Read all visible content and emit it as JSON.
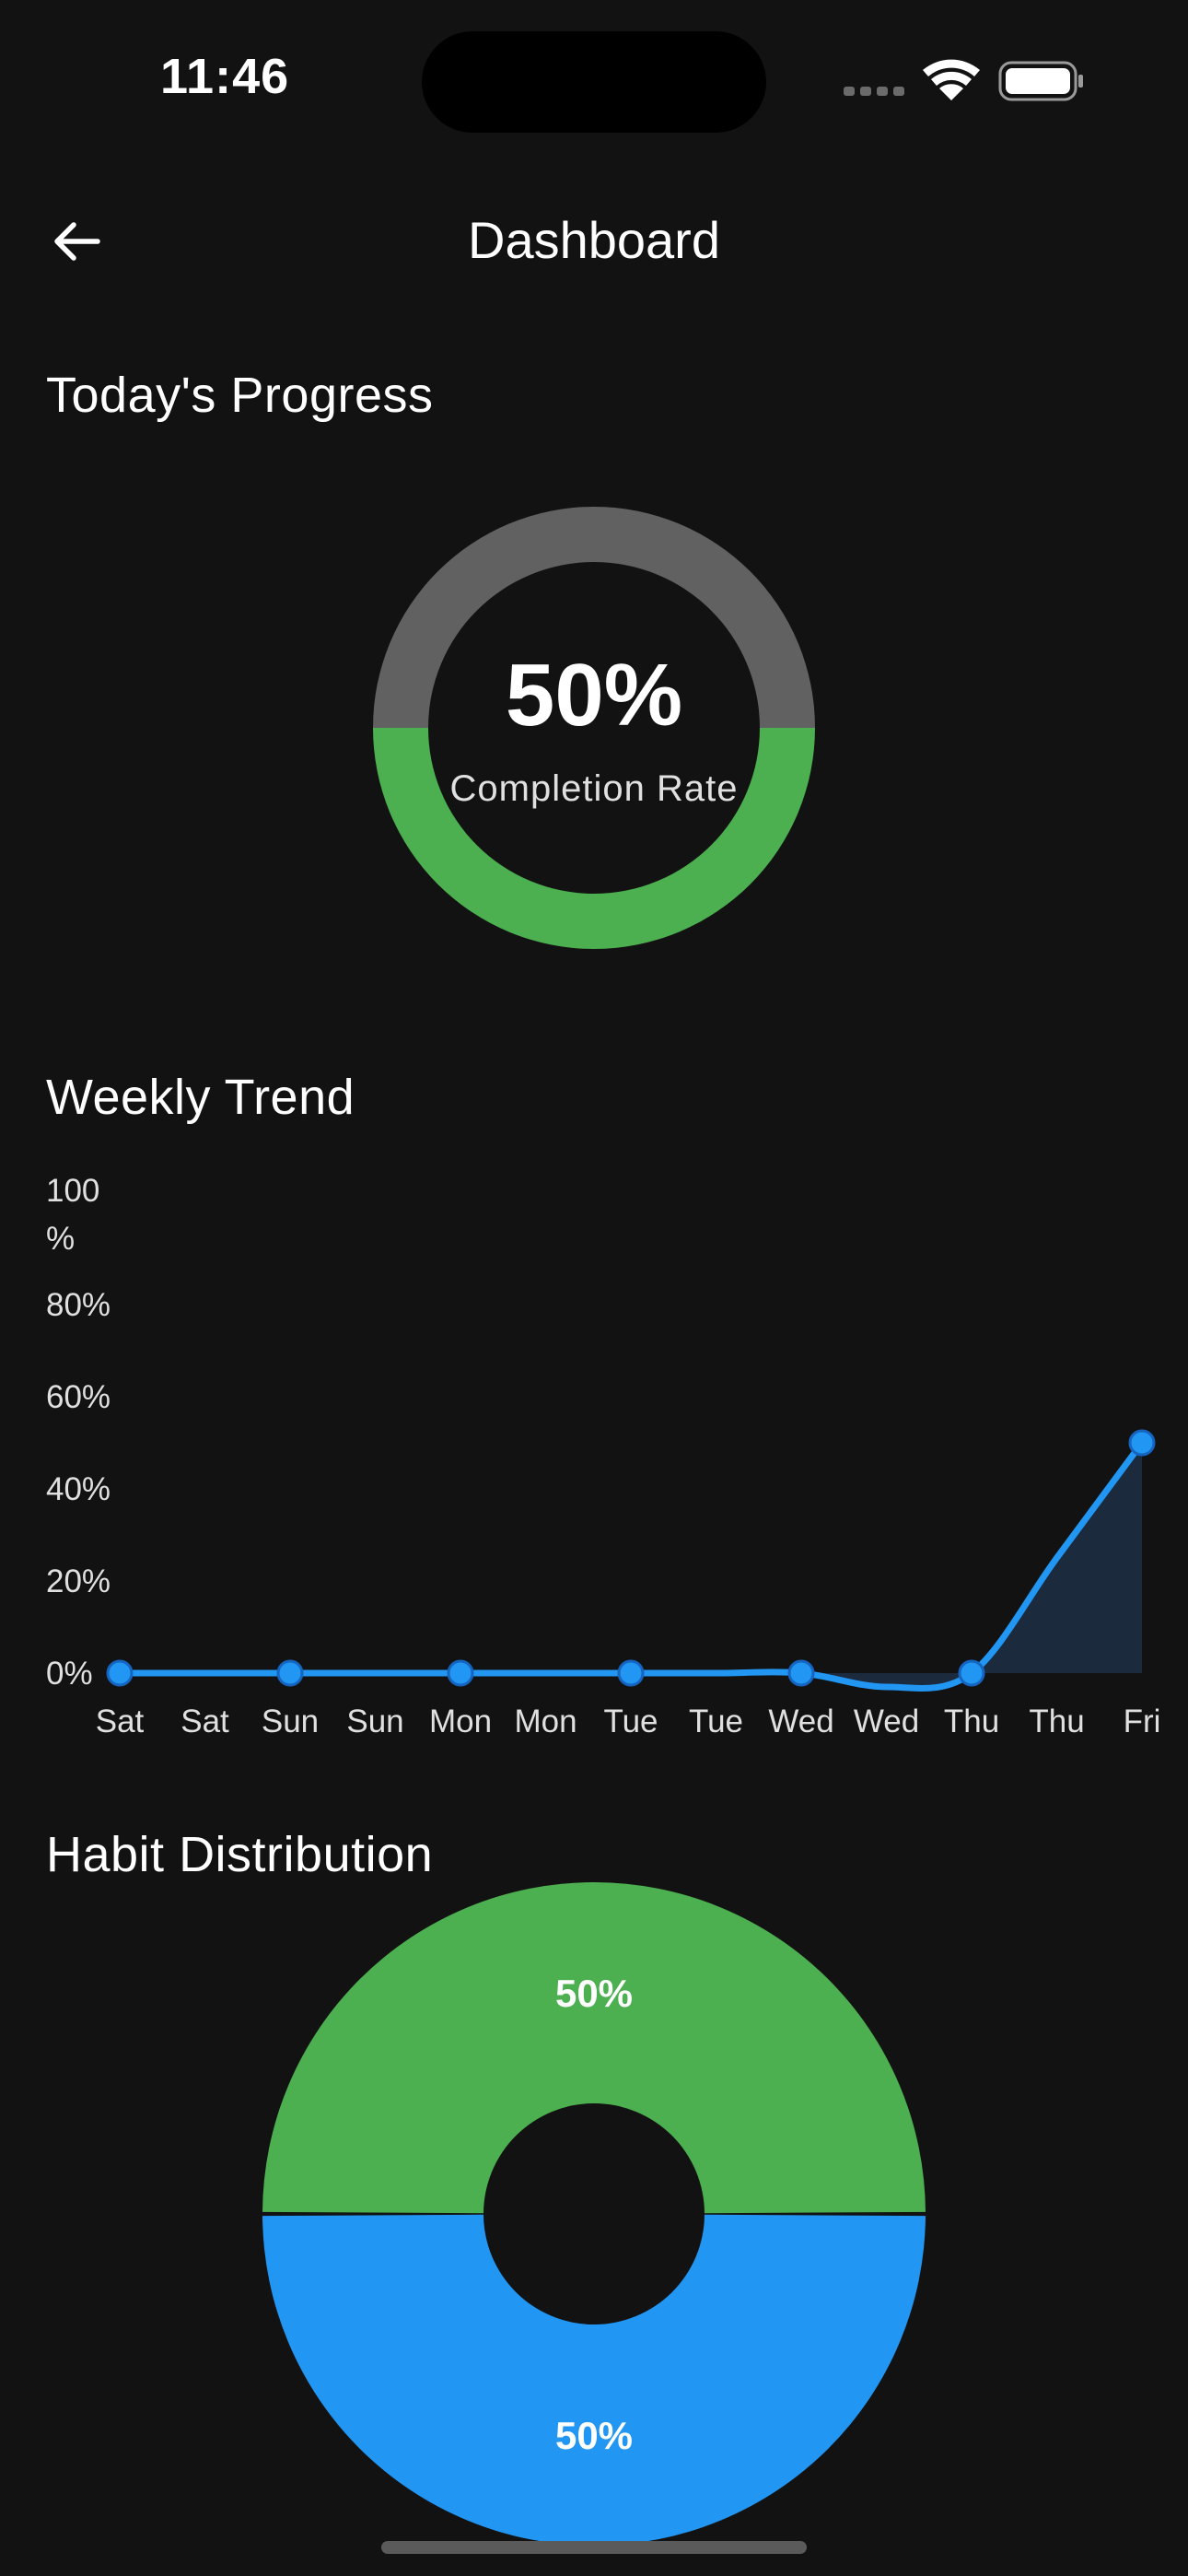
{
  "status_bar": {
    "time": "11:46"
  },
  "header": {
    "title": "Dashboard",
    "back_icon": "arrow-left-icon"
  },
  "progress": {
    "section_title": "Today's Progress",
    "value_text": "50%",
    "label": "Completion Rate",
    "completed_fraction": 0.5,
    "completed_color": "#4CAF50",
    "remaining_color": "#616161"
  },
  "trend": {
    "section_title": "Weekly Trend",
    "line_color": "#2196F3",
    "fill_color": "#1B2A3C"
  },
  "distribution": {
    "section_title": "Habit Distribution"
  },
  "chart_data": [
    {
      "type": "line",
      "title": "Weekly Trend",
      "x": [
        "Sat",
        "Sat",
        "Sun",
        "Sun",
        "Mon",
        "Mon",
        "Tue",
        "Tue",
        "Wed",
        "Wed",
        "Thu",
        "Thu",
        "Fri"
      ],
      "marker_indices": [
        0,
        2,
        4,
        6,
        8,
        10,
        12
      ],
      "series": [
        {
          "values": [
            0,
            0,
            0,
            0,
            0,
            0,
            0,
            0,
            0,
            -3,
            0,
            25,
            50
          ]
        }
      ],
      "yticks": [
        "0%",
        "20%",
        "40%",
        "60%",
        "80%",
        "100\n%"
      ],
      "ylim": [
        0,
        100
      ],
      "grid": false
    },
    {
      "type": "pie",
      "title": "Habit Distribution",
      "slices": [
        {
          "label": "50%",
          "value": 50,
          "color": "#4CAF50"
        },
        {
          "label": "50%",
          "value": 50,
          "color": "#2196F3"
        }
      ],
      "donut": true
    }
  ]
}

______

■ **Task to complete**
Extract the full listing exactly, with the pictures left out.

■ **Correct output**
Read all visible content and emit it as JSON.
{
  "status_bar": {
    "time": "11:46"
  },
  "header": {
    "title": "Dashboard",
    "back_icon": "arrow-left-icon"
  },
  "progress": {
    "section_title": "Today's Progress",
    "value_text": "50%",
    "label": "Completion Rate",
    "completed_fraction": 0.5,
    "completed_color": "#4CAF50",
    "remaining_color": "#616161"
  },
  "trend": {
    "section_title": "Weekly Trend",
    "line_color": "#2196F3",
    "fill_color": "#1B2A3C"
  },
  "distribution": {
    "section_title": "Habit Distribution"
  },
  "chart_data": [
    {
      "type": "line",
      "title": "Weekly Trend",
      "x": [
        "Sat",
        "Sat",
        "Sun",
        "Sun",
        "Mon",
        "Mon",
        "Tue",
        "Tue",
        "Wed",
        "Wed",
        "Thu",
        "Thu",
        "Fri"
      ],
      "marker_indices": [
        0,
        2,
        4,
        6,
        8,
        10,
        12
      ],
      "series": [
        {
          "values": [
            0,
            0,
            0,
            0,
            0,
            0,
            0,
            0,
            0,
            -3,
            0,
            25,
            50
          ]
        }
      ],
      "yticks": [
        "0%",
        "20%",
        "40%",
        "60%",
        "80%",
        "100\n%"
      ],
      "ylim": [
        0,
        100
      ],
      "grid": false
    },
    {
      "type": "pie",
      "title": "Habit Distribution",
      "slices": [
        {
          "label": "50%",
          "value": 50,
          "color": "#4CAF50"
        },
        {
          "label": "50%",
          "value": 50,
          "color": "#2196F3"
        }
      ],
      "donut": true
    }
  ]
}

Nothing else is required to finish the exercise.